- THE DATA -
****
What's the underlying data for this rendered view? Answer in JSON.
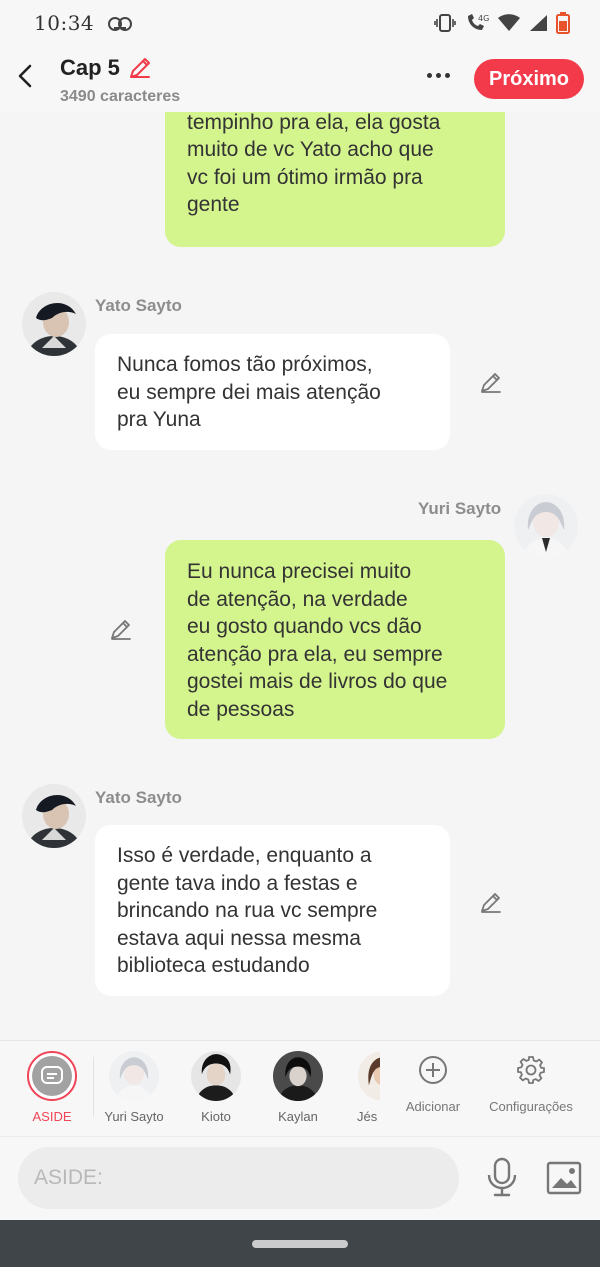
{
  "status_bar": {
    "time": "10:34",
    "icons": [
      "voicemail-icon",
      "vibrate-icon",
      "volte-call-icon",
      "wifi-icon",
      "signal-icon",
      "battery-icon"
    ],
    "network_label": "4G"
  },
  "header": {
    "title": "Cap 5",
    "char_count": "3490 caracteres",
    "next_label": "Próximo",
    "accent_color": "#f23a4b"
  },
  "messages": [
    {
      "side": "right",
      "sender": "",
      "text": "vc sempre conseguir um\ntempinho pra ela, ela gosta\nmuito de vc Yato acho que\nvc foi um ótimo irmão pra\ngente",
      "bubble_color": "#d4f48e"
    },
    {
      "side": "left",
      "sender": "Yato Sayto",
      "text": "Nunca fomos tão próximos,\neu sempre dei mais atenção\npra Yuna",
      "bubble_color": "#ffffff"
    },
    {
      "side": "right",
      "sender": "Yuri Sayto",
      "text": "Eu nunca precisei muito\nde atenção, na verdade\neu gosto quando vcs dão\natenção pra ela, eu sempre\ngostei mais de livros do que\nde pessoas",
      "bubble_color": "#d4f48e"
    },
    {
      "side": "left",
      "sender": "Yato Sayto",
      "text": "Isso é verdade, enquanto a\ngente tava indo a festas e\nbrincando na rua vc sempre\nestava aqui nessa mesma\nbiblioteca estudando",
      "bubble_color": "#ffffff"
    }
  ],
  "character_bar": {
    "aside_label": "ASIDE",
    "characters": [
      {
        "name": "Yuri Sayto"
      },
      {
        "name": "Kioto"
      },
      {
        "name": "Kaylan"
      },
      {
        "name": "Jés"
      }
    ],
    "add_label": "Adicionar",
    "settings_label": "Configurações"
  },
  "composer": {
    "placeholder": "ASIDE:"
  }
}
****
- WHAT IS NEEDED -
Looking at the records above, say how many lines hold the string "verdade". Write nothing but the number.

- TASK ANSWER -
2